Please transcribe the listing below in full and word for word, without its pictures.

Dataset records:

[Start]

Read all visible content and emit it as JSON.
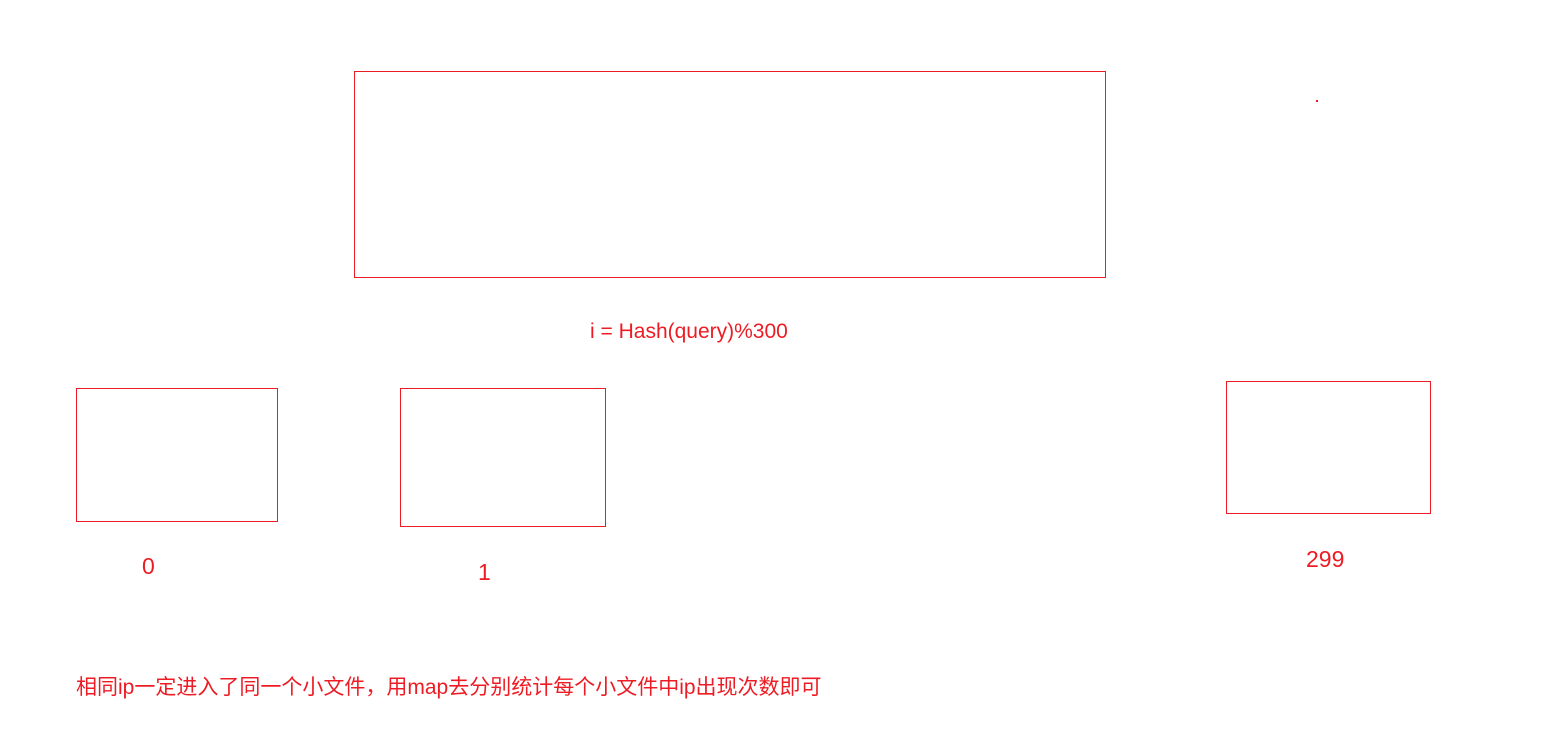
{
  "diagram": {
    "hash_formula": "i = Hash(query)%300",
    "boxes": {
      "box0_label": "0",
      "box1_label": "1",
      "box299_label": "299"
    },
    "description": "相同ip一定进入了同一个小文件，用map去分别统计每个小文件中ip出现次数即可"
  },
  "colors": {
    "stroke": "#ed1c24",
    "text": "#ed1c24",
    "background": "#ffffff"
  }
}
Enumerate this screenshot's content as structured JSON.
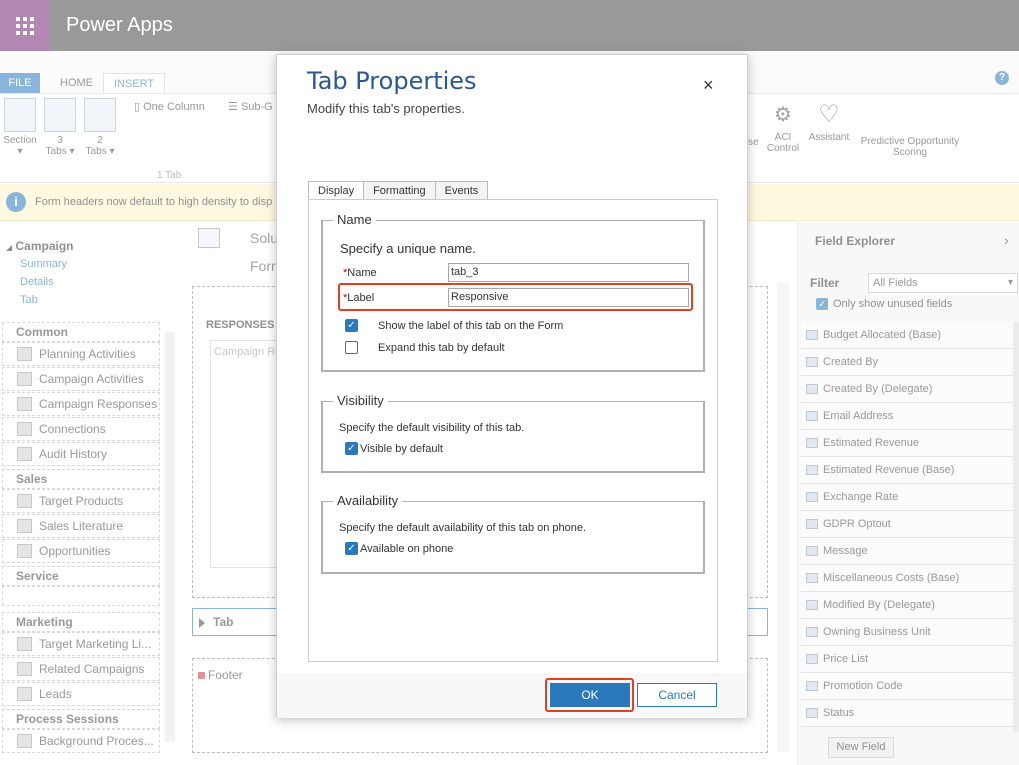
{
  "app": {
    "title": "Power Apps"
  },
  "ribbon": {
    "tabs": [
      "FILE",
      "HOME",
      "INSERT"
    ],
    "buttons": {
      "section": "Section",
      "three_tabs": [
        "3",
        "Tabs"
      ],
      "two_tabs": [
        "2",
        "Tabs"
      ],
      "one_column": "One Column",
      "sub_grid": "Sub-G",
      "ose": "se",
      "aci": [
        "ACI",
        "Control"
      ],
      "assistant": "Assistant",
      "predictive": [
        "Predictive Opportunity",
        "Scoring"
      ]
    },
    "group_label": "1 Tab"
  },
  "infobar": {
    "text": "Form headers now default to high density to disp"
  },
  "leftnav": {
    "campaign": "Campaign",
    "links": [
      "Summary",
      "Details",
      "Tab"
    ],
    "sections": {
      "common": "Common",
      "sales": "Sales",
      "service": "Service",
      "marketing": "Marketing",
      "process": "Process Sessions"
    },
    "common_items": [
      "Planning Activities",
      "Campaign Activities",
      "Campaign Responses",
      "Connections",
      "Audit History"
    ],
    "sales_items": [
      "Target Products",
      "Sales Literature",
      "Opportunities"
    ],
    "marketing_items": [
      "Target Marketing Li...",
      "Related Campaigns",
      "Leads"
    ],
    "process_items": [
      "Background Proces..."
    ]
  },
  "canvas": {
    "title1": "Solu",
    "title2": "Forr",
    "responses": "RESPONSES",
    "campaign_r": "Campaign Re",
    "tab": "Tab",
    "footer": "Footer"
  },
  "field_explorer": {
    "title": "Field Explorer",
    "filter_label": "Filter",
    "filter_value": "All Fields",
    "only_unused": "Only show unused fields",
    "fields": [
      "Budget Allocated (Base)",
      "Created By",
      "Created By (Delegate)",
      "Email Address",
      "Estimated Revenue",
      "Estimated Revenue (Base)",
      "Exchange Rate",
      "GDPR Optout",
      "Message",
      "Miscellaneous Costs (Base)",
      "Modified By (Delegate)",
      "Owning Business Unit",
      "Price List",
      "Promotion Code",
      "Status"
    ],
    "new_field": "New Field"
  },
  "dialog": {
    "title": "Tab Properties",
    "subtitle": "Modify this tab's properties.",
    "close": "×",
    "tabs": [
      "Display",
      "Formatting",
      "Events"
    ],
    "name_section": {
      "legend": "Name",
      "hint": "Specify a unique name.",
      "name_label": "Name",
      "name_value": "tab_3",
      "label_label": "Label",
      "label_value": "Responsive",
      "required_mark": "*",
      "show_label": "Show the label of this tab on the Form",
      "show_label_checked": true,
      "expand": "Expand this tab by default",
      "expand_checked": false
    },
    "visibility_section": {
      "legend": "Visibility",
      "hint": "Specify the default visibility of this tab.",
      "visible": "Visible by default",
      "visible_checked": true
    },
    "availability_section": {
      "legend": "Availability",
      "hint": "Specify the default availability of this tab on phone.",
      "available": "Available on phone",
      "available_checked": true
    },
    "ok": "OK",
    "cancel": "Cancel"
  }
}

[End]

• _Response to this task_
Read all visible content and emit it as JSON.
{
  "diagram": {
    "hash_formula": "i = Hash(query)%300",
    "boxes": {
      "box0_label": "0",
      "box1_label": "1",
      "box299_label": "299"
    },
    "description": "相同ip一定进入了同一个小文件，用map去分别统计每个小文件中ip出现次数即可"
  },
  "colors": {
    "stroke": "#ed1c24",
    "text": "#ed1c24",
    "background": "#ffffff"
  }
}
Enumerate this screenshot's content as structured JSON.
{
  "app": {
    "title": "Power Apps"
  },
  "ribbon": {
    "tabs": [
      "FILE",
      "HOME",
      "INSERT"
    ],
    "buttons": {
      "section": "Section",
      "three_tabs": [
        "3",
        "Tabs"
      ],
      "two_tabs": [
        "2",
        "Tabs"
      ],
      "one_column": "One Column",
      "sub_grid": "Sub-G",
      "ose": "se",
      "aci": [
        "ACI",
        "Control"
      ],
      "assistant": "Assistant",
      "predictive": [
        "Predictive Opportunity",
        "Scoring"
      ]
    },
    "group_label": "1 Tab"
  },
  "infobar": {
    "text": "Form headers now default to high density to disp"
  },
  "leftnav": {
    "campaign": "Campaign",
    "links": [
      "Summary",
      "Details",
      "Tab"
    ],
    "sections": {
      "common": "Common",
      "sales": "Sales",
      "service": "Service",
      "marketing": "Marketing",
      "process": "Process Sessions"
    },
    "common_items": [
      "Planning Activities",
      "Campaign Activities",
      "Campaign Responses",
      "Connections",
      "Audit History"
    ],
    "sales_items": [
      "Target Products",
      "Sales Literature",
      "Opportunities"
    ],
    "marketing_items": [
      "Target Marketing Li...",
      "Related Campaigns",
      "Leads"
    ],
    "process_items": [
      "Background Proces..."
    ]
  },
  "canvas": {
    "title1": "Solu",
    "title2": "Forr",
    "responses": "RESPONSES",
    "campaign_r": "Campaign Re",
    "tab": "Tab",
    "footer": "Footer"
  },
  "field_explorer": {
    "title": "Field Explorer",
    "filter_label": "Filter",
    "filter_value": "All Fields",
    "only_unused": "Only show unused fields",
    "fields": [
      "Budget Allocated (Base)",
      "Created By",
      "Created By (Delegate)",
      "Email Address",
      "Estimated Revenue",
      "Estimated Revenue (Base)",
      "Exchange Rate",
      "GDPR Optout",
      "Message",
      "Miscellaneous Costs (Base)",
      "Modified By (Delegate)",
      "Owning Business Unit",
      "Price List",
      "Promotion Code",
      "Status"
    ],
    "new_field": "New Field"
  },
  "dialog": {
    "title": "Tab Properties",
    "subtitle": "Modify this tab's properties.",
    "close": "×",
    "tabs": [
      "Display",
      "Formatting",
      "Events"
    ],
    "name_section": {
      "legend": "Name",
      "hint": "Specify a unique name.",
      "name_label": "Name",
      "name_value": "tab_3",
      "label_label": "Label",
      "label_value": "Responsive",
      "required_mark": "*",
      "show_label": "Show the label of this tab on the Form",
      "show_label_checked": true,
      "expand": "Expand this tab by default",
      "expand_checked": false
    },
    "visibility_section": {
      "legend": "Visibility",
      "hint": "Specify the default visibility of this tab.",
      "visible": "Visible by default",
      "visible_checked": true
    },
    "availability_section": {
      "legend": "Availability",
      "hint": "Specify the default availability of this tab on phone.",
      "available": "Available on phone",
      "available_checked": true
    },
    "ok": "OK",
    "cancel": "Cancel"
  }
}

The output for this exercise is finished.